Task statement:
Tally the lines in these records that hold the string "præsumitur", and reply with the number alone.

Stored records:

>>>>

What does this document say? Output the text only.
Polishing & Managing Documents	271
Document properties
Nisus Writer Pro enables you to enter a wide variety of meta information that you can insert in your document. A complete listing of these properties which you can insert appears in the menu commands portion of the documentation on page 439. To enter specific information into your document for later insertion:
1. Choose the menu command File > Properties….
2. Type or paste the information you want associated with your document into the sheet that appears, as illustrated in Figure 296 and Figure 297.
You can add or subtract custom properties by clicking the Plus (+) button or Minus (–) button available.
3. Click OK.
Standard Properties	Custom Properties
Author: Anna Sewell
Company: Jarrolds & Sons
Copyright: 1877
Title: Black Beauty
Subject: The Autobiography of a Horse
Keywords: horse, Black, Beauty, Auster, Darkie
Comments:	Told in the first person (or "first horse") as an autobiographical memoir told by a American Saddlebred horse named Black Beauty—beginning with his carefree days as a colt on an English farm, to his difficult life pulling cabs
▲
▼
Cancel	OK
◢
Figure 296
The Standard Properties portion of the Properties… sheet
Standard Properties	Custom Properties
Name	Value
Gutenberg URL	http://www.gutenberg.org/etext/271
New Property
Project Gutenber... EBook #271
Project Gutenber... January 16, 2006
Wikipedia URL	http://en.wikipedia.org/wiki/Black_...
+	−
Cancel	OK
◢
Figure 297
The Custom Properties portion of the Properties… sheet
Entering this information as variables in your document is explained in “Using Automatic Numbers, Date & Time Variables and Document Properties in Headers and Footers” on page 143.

<<<<
>>>>

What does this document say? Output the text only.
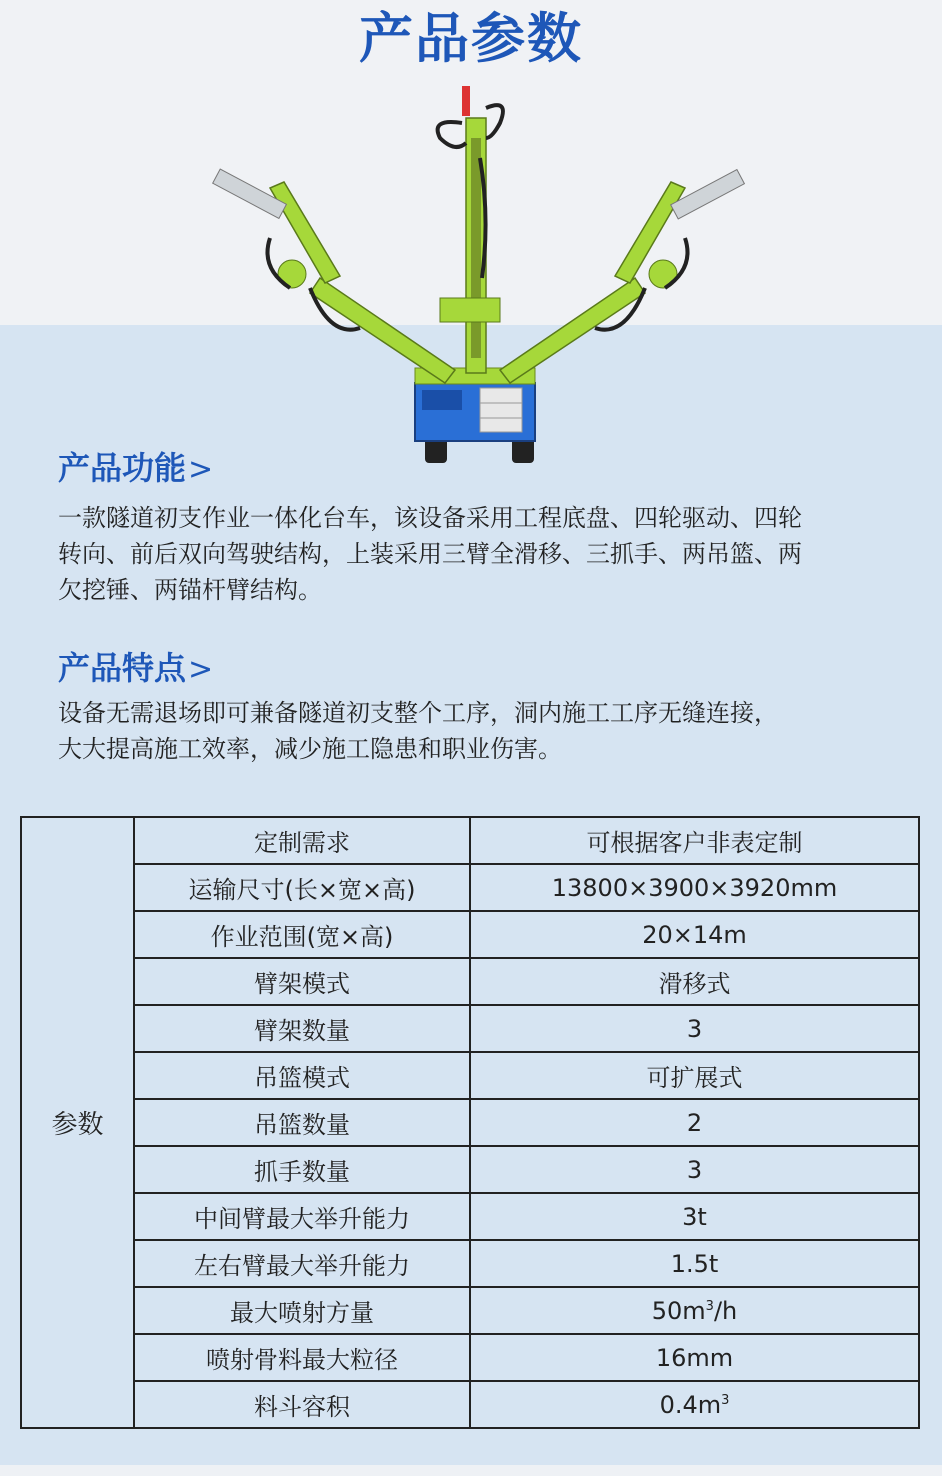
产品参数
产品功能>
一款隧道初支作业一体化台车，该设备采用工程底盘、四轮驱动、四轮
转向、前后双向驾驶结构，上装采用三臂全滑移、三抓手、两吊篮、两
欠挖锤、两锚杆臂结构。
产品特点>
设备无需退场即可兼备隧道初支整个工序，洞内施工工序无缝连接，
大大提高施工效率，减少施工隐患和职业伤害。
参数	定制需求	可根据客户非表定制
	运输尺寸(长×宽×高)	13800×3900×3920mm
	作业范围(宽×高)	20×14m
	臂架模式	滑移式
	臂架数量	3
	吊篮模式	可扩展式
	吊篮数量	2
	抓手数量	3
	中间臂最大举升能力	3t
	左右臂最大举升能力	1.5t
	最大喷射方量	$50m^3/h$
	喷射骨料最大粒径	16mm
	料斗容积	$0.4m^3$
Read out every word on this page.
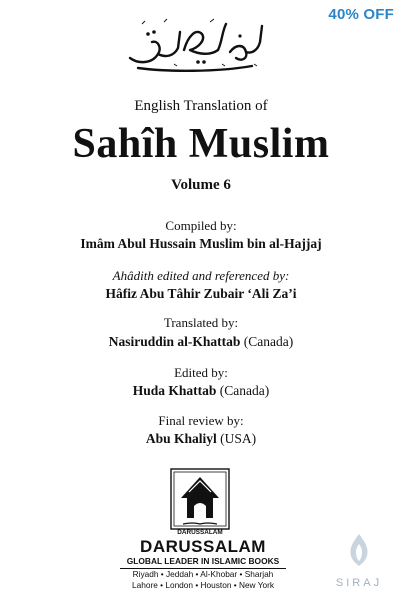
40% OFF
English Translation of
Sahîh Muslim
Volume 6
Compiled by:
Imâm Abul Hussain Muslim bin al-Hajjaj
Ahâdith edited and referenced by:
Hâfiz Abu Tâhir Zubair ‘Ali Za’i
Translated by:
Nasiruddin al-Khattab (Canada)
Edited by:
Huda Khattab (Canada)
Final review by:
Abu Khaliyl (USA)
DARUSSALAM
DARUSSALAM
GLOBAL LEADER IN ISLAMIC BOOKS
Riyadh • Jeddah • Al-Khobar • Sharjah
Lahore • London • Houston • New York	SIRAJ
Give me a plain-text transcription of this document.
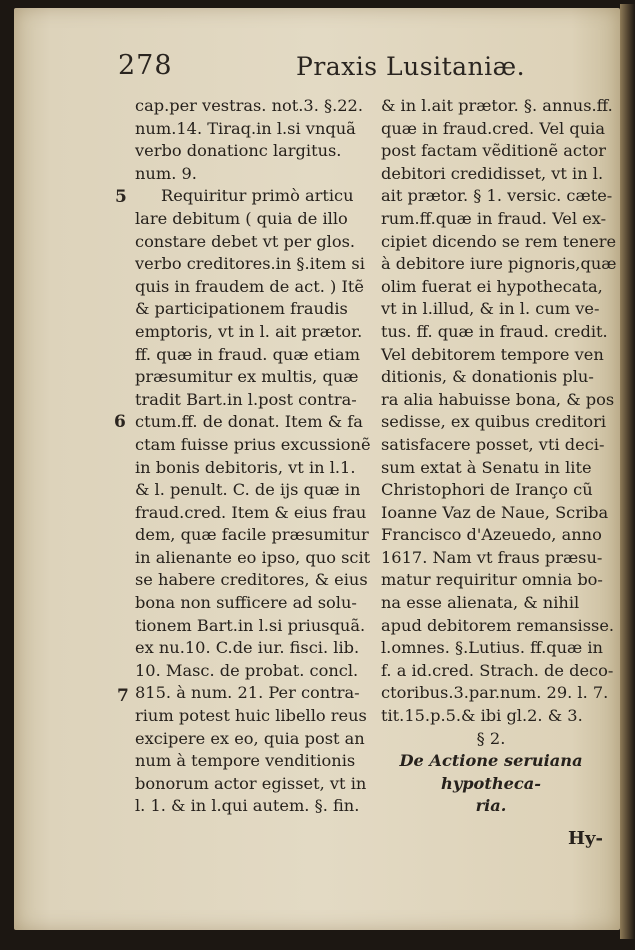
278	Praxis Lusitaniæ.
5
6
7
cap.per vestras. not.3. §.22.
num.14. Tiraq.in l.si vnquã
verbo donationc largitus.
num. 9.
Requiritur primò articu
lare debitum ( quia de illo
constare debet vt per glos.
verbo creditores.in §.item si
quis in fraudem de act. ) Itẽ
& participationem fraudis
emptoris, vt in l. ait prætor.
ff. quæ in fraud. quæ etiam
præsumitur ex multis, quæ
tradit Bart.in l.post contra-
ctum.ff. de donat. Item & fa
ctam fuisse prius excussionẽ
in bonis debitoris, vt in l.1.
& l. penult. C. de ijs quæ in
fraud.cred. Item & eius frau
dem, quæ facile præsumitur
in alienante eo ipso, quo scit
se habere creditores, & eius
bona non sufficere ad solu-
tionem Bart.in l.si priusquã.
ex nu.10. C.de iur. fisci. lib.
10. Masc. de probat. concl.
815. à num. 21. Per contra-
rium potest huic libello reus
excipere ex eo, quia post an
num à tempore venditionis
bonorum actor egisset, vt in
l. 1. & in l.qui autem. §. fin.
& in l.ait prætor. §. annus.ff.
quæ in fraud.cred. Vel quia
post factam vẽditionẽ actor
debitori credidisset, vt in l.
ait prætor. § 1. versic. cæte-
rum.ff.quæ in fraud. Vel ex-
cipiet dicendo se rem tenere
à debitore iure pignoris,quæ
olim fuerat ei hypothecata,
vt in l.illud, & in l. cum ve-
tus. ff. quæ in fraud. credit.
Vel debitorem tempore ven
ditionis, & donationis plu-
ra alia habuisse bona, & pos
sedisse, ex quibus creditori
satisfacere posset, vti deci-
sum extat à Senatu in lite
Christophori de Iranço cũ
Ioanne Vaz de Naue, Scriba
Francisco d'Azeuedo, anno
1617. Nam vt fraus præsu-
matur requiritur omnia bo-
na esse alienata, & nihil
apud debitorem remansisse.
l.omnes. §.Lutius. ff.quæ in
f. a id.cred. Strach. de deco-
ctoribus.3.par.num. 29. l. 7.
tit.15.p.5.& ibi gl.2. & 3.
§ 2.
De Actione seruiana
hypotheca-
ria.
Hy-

<<<<
>>>>

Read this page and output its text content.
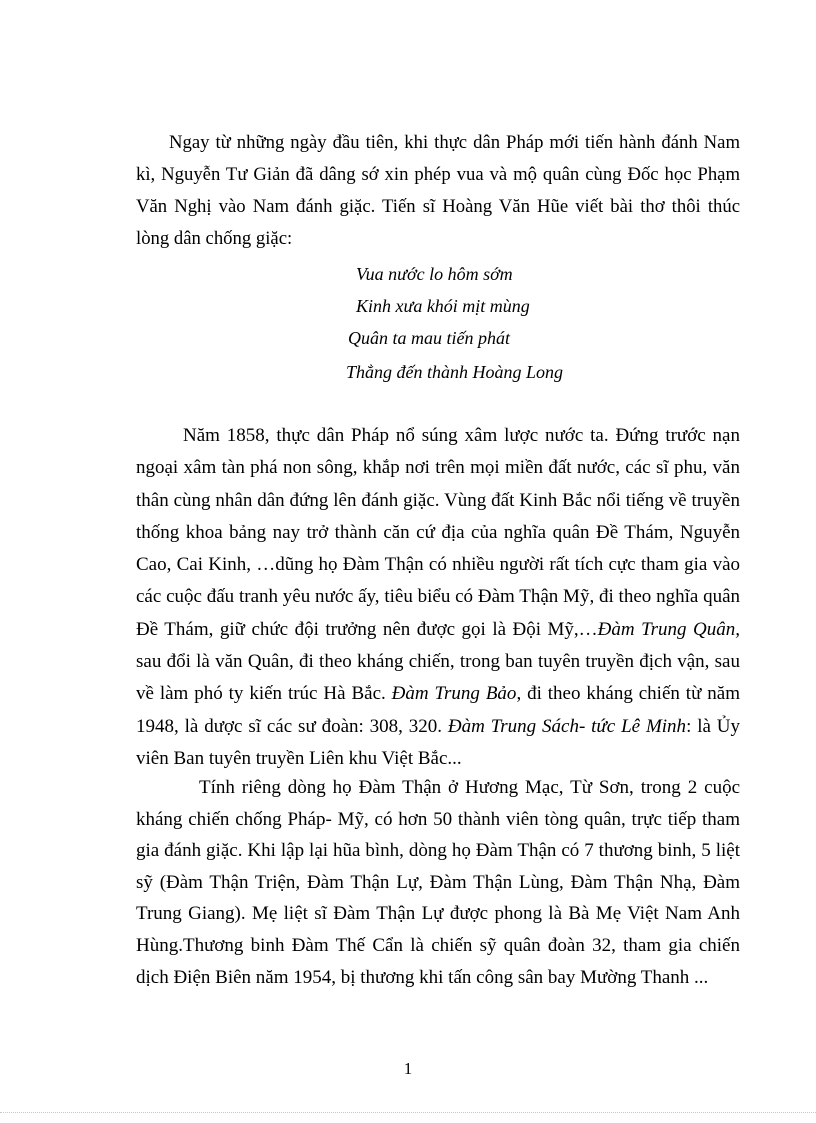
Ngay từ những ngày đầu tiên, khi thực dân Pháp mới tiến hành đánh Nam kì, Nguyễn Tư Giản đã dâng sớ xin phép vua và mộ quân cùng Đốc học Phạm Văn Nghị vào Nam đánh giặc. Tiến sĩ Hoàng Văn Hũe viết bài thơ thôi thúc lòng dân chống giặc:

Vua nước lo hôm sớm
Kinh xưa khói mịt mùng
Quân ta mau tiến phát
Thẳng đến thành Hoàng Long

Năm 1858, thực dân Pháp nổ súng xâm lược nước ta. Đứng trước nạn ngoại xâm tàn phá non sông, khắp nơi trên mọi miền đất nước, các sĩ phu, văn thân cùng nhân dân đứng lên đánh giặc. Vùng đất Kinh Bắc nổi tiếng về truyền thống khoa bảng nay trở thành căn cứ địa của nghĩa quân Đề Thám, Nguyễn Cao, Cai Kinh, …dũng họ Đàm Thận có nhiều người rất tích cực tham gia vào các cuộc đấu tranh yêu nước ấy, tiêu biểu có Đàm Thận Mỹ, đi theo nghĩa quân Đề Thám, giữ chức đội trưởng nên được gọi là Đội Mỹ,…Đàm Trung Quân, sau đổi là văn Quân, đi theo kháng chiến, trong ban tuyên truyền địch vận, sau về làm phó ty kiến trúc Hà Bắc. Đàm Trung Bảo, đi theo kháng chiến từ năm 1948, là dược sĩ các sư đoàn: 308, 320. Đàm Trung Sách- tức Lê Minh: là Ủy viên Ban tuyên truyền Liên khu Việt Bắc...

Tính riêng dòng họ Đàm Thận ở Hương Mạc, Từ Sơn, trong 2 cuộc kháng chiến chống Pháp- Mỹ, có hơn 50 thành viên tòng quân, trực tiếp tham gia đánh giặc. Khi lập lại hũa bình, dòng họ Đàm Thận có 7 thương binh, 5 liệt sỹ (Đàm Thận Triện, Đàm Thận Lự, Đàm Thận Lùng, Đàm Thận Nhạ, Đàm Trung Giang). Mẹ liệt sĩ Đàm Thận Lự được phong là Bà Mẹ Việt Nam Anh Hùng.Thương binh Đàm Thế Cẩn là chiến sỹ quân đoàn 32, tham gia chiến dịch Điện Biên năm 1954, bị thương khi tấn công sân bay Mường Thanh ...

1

<<<<

Solution:
2